What you have to do: Restate the data below word for word. Skip any images it contains.

Source material:
....

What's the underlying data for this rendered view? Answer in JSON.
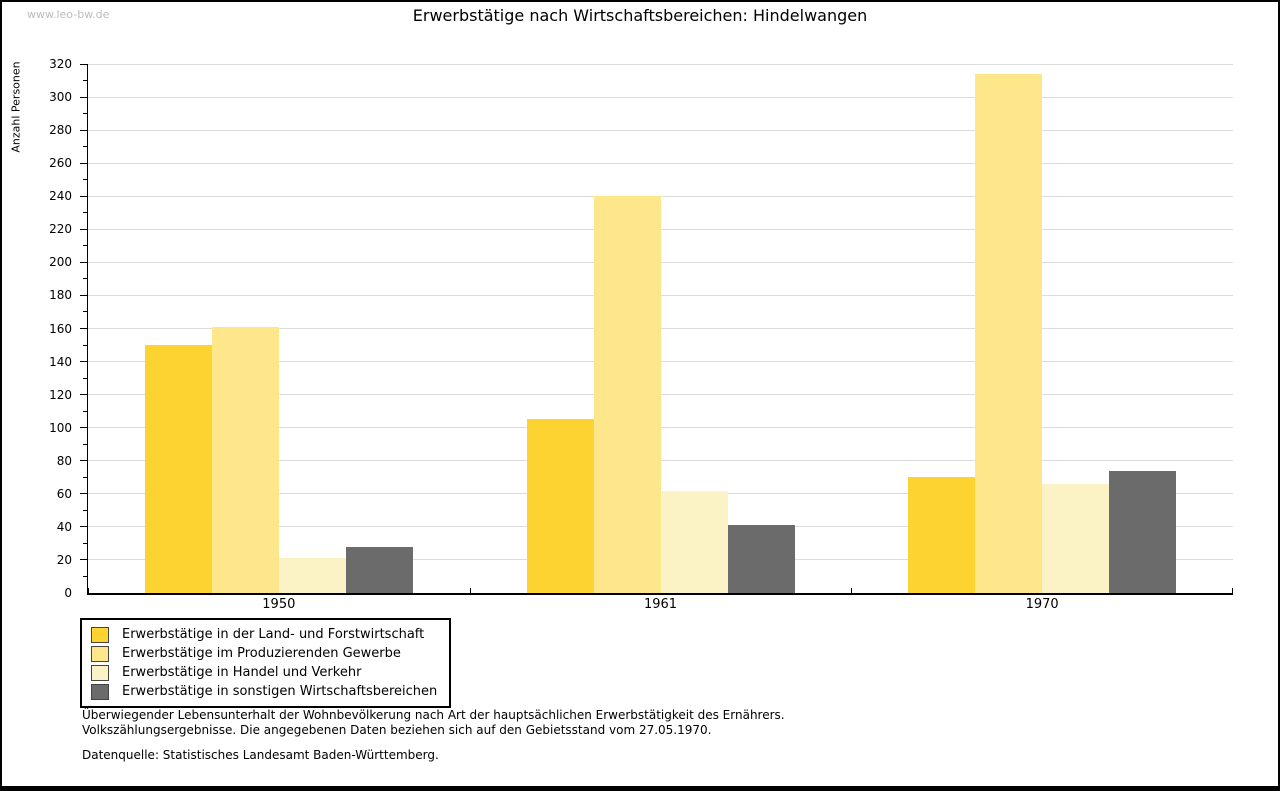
{
  "watermark": "www.leo-bw.de",
  "title": "Erwerbstätige nach Wirtschaftsbereichen: Hindelwangen",
  "footer": {
    "line1": "Überwiegender Lebensunterhalt der Wohnbevölkerung nach Art der hauptsächlichen Erwerbstätigkeit des Ernährers.",
    "line2": "Volkszählungsergebnisse. Die angegebenen Daten beziehen sich auf den Gebietsstand vom 27.05.1970.",
    "source": "Datenquelle: Statistisches Landesamt Baden-Württemberg."
  },
  "chart_data": {
    "type": "bar",
    "title": "Erwerbstätige nach Wirtschaftsbereichen: Hindelwangen",
    "xlabel": "",
    "ylabel": "Anzahl Personen",
    "ylim": [
      0,
      320
    ],
    "ytick_step": 20,
    "y_minor_step": 10,
    "grid": true,
    "legend_position": "bottom-left",
    "categories": [
      "1950",
      "1961",
      "1970"
    ],
    "series": [
      {
        "name": "Erwerbstätige in der Land- und Forstwirtschaft",
        "color": "#fdd332",
        "values": [
          150,
          105,
          70
        ]
      },
      {
        "name": "Erwerbstätige im Produzierenden Gewerbe",
        "color": "#fde78a",
        "values": [
          161,
          240,
          314
        ]
      },
      {
        "name": "Erwerbstätige in Handel und Verkehr",
        "color": "#fbf2c6",
        "values": [
          21,
          62,
          66
        ]
      },
      {
        "name": "Erwerbstätige in sonstigen Wirtschaftsbereichen",
        "color": "#6b6b6b",
        "values": [
          28,
          41,
          74
        ]
      }
    ]
  }
}
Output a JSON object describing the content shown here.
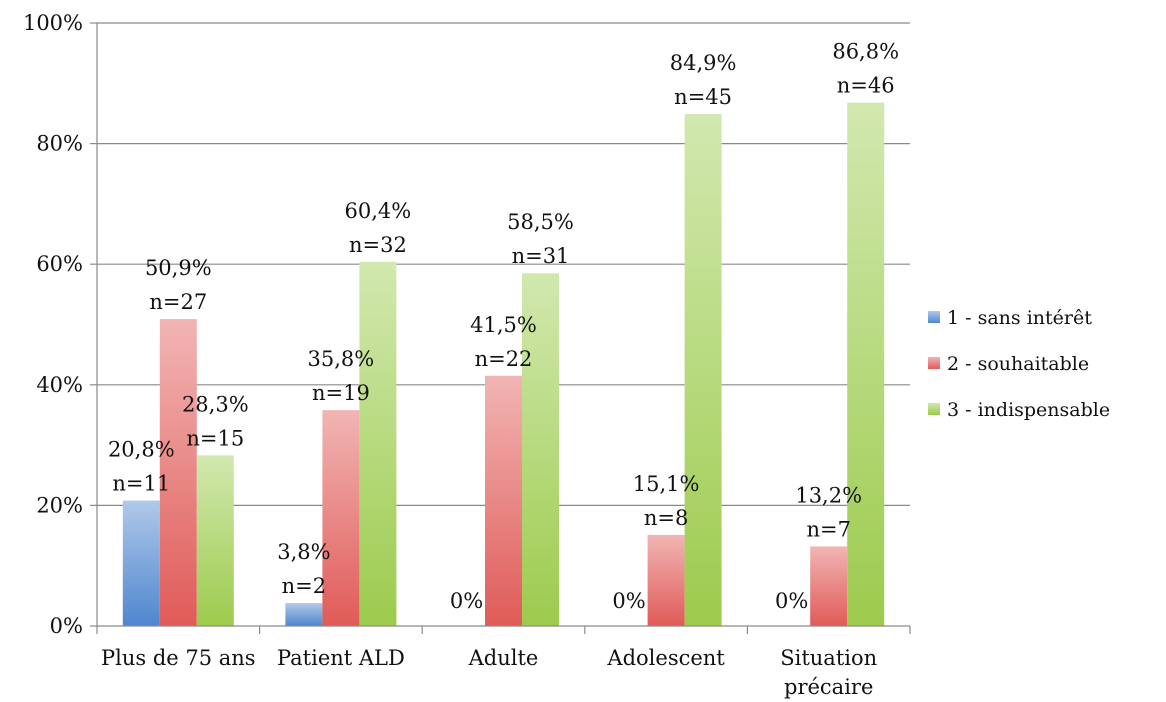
{
  "chart_data": {
    "type": "bar",
    "categories": [
      [
        "Plus de 75 ans"
      ],
      [
        "Patient ALD"
      ],
      [
        "Adulte"
      ],
      [
        "Adolescent"
      ],
      [
        "Situation",
        "précaire"
      ]
    ],
    "series": [
      {
        "name": "1 - sans intérêt",
        "color": "#4f86cf",
        "values": [
          20.8,
          3.8,
          0,
          0,
          0
        ],
        "labels": [
          [
            "20,8%",
            "n=11"
          ],
          [
            "3,8%",
            "n=2"
          ],
          [
            "0%"
          ],
          [
            "0%"
          ],
          [
            "0%"
          ]
        ]
      },
      {
        "name": "2 - souhaitable",
        "color": "#e05b58",
        "values": [
          50.9,
          35.8,
          41.5,
          15.1,
          13.2
        ],
        "labels": [
          [
            "50,9%",
            "n=27"
          ],
          [
            "35,8%",
            "n=19"
          ],
          [
            "41,5%",
            "n=22"
          ],
          [
            "15,1%",
            "n=8"
          ],
          [
            "13,2%",
            "n=7"
          ]
        ]
      },
      {
        "name": "3 - indispensable",
        "color": "#9ccb4d",
        "values": [
          28.3,
          60.4,
          58.5,
          84.9,
          86.8
        ],
        "labels": [
          [
            "28,3%",
            "n=15"
          ],
          [
            "60,4%",
            "n=32"
          ],
          [
            "58,5%",
            "n=31"
          ],
          [
            "84,9%",
            "n=45"
          ],
          [
            "86,8%",
            "n=46"
          ]
        ]
      }
    ],
    "y_ticks": [
      "0%",
      "20%",
      "40%",
      "60%",
      "80%",
      "100%"
    ],
    "ylim": [
      0,
      100
    ],
    "grid": true,
    "legend": "right"
  }
}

....

Problem solution:
What's the underlying data for this rendered view? Answer in JSON.
{
  "watermark": "www.leo-bw.de",
  "title": "Erwerbstätige nach Wirtschaftsbereichen: Hindelwangen",
  "footer": {
    "line1": "Überwiegender Lebensunterhalt der Wohnbevölkerung nach Art der hauptsächlichen Erwerbstätigkeit des Ernährers.",
    "line2": "Volkszählungsergebnisse. Die angegebenen Daten beziehen sich auf den Gebietsstand vom 27.05.1970.",
    "source": "Datenquelle: Statistisches Landesamt Baden-Württemberg."
  },
  "chart_data": {
    "type": "bar",
    "title": "Erwerbstätige nach Wirtschaftsbereichen: Hindelwangen",
    "xlabel": "",
    "ylabel": "Anzahl Personen",
    "ylim": [
      0,
      320
    ],
    "ytick_step": 20,
    "y_minor_step": 10,
    "grid": true,
    "legend_position": "bottom-left",
    "categories": [
      "1950",
      "1961",
      "1970"
    ],
    "series": [
      {
        "name": "Erwerbstätige in der Land- und Forstwirtschaft",
        "color": "#fdd332",
        "values": [
          150,
          105,
          70
        ]
      },
      {
        "name": "Erwerbstätige im Produzierenden Gewerbe",
        "color": "#fde78a",
        "values": [
          161,
          240,
          314
        ]
      },
      {
        "name": "Erwerbstätige in Handel und Verkehr",
        "color": "#fbf2c6",
        "values": [
          21,
          62,
          66
        ]
      },
      {
        "name": "Erwerbstätige in sonstigen Wirtschaftsbereichen",
        "color": "#6b6b6b",
        "values": [
          28,
          41,
          74
        ]
      }
    ]
  }
}
Output a JSON object describing the content shown here.
{
  "chart_data": {
    "type": "bar",
    "categories": [
      [
        "Plus de 75 ans"
      ],
      [
        "Patient ALD"
      ],
      [
        "Adulte"
      ],
      [
        "Adolescent"
      ],
      [
        "Situation",
        "précaire"
      ]
    ],
    "series": [
      {
        "name": "1 - sans intérêt",
        "color": "#4f86cf",
        "values": [
          20.8,
          3.8,
          0,
          0,
          0
        ],
        "labels": [
          [
            "20,8%",
            "n=11"
          ],
          [
            "3,8%",
            "n=2"
          ],
          [
            "0%"
          ],
          [
            "0%"
          ],
          [
            "0%"
          ]
        ]
      },
      {
        "name": "2 - souhaitable",
        "color": "#e05b58",
        "values": [
          50.9,
          35.8,
          41.5,
          15.1,
          13.2
        ],
        "labels": [
          [
            "50,9%",
            "n=27"
          ],
          [
            "35,8%",
            "n=19"
          ],
          [
            "41,5%",
            "n=22"
          ],
          [
            "15,1%",
            "n=8"
          ],
          [
            "13,2%",
            "n=7"
          ]
        ]
      },
      {
        "name": "3 - indispensable",
        "color": "#9ccb4d",
        "values": [
          28.3,
          60.4,
          58.5,
          84.9,
          86.8
        ],
        "labels": [
          [
            "28,3%",
            "n=15"
          ],
          [
            "60,4%",
            "n=32"
          ],
          [
            "58,5%",
            "n=31"
          ],
          [
            "84,9%",
            "n=45"
          ],
          [
            "86,8%",
            "n=46"
          ]
        ]
      }
    ],
    "y_ticks": [
      "0%",
      "20%",
      "40%",
      "60%",
      "80%",
      "100%"
    ],
    "ylim": [
      0,
      100
    ],
    "grid": true,
    "legend": "right"
  }
}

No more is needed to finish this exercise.